**Objective:** Reproduce each record below exactly as written.

-- START Materials provided --

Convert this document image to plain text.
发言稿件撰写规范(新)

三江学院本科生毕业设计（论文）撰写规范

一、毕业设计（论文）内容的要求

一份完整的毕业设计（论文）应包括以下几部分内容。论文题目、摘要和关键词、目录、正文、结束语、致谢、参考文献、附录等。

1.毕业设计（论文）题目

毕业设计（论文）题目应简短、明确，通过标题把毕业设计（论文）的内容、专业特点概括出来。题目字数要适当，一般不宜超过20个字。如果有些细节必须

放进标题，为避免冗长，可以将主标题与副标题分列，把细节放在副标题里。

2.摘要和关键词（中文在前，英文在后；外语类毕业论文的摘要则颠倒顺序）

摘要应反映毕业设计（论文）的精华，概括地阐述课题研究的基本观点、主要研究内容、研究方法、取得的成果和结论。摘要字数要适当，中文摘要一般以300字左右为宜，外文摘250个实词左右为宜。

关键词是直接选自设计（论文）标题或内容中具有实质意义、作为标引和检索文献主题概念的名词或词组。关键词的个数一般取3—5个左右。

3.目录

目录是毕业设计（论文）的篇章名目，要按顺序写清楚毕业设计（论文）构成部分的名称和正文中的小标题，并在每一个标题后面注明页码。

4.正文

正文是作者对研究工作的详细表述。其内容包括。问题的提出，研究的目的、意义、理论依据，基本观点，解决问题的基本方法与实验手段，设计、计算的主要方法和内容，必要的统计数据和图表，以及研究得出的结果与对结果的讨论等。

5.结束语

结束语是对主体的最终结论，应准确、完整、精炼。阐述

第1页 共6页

-- END Materials provided --

**Result of the exercise:**
Convert this document image to plain text.
发言稿件撰写规范(新)

三江学院本科生毕业设计（论文）撰写规范

一、毕业设计（论文）内容的要求

一份完整的毕业设计（论文）应包括以下几部分内容。论文题目、摘要和关键词、目录、正文、结束语、致谢、参考文献、附录等。

1.毕业设计（论文）题目

毕业设计（论文）题目应简短、明确，通过标题把毕业设计（论文）的内容、专业特点概括出来。题目字数要适当，一般不宜超过20个字。如果有些细节必须

放进标题，为避免冗长，可以将主标题与副标题分列，把细节放在副标题里。

2.摘要和关键词（中文在前，英文在后；外语类毕业论文的摘要则颠倒顺序）

摘要应反映毕业设计（论文）的精华，概括地阐述课题研究的基本观点、主要研究内容、研究方法、取得的成果和结论。摘要字数要适当，中文摘要一般以300字左右为宜，外文摘250个实词左右为宜。

关键词是直接选自设计（论文）标题或内容中具有实质意义、作为标引和检索文献主题概念的名词或词组。关键词的个数一般取3—5个左右。

3.目录

目录是毕业设计（论文）的篇章名目，要按顺序写清楚毕业设计（论文）构成部分的名称和正文中的小标题，并在每一个标题后面注明页码。

4.正文

正文是作者对研究工作的详细表述。其内容包括。问题的提出，研究的目的、意义、理论依据，基本观点，解决问题的基本方法与实验手段，设计、计算的主要方法和内容，必要的统计数据和图表，以及研究得出的结果与对结果的讨论等。

5.结束语

结束语是对主体的最终结论，应准确、完整、精炼。阐述

第1页 共6页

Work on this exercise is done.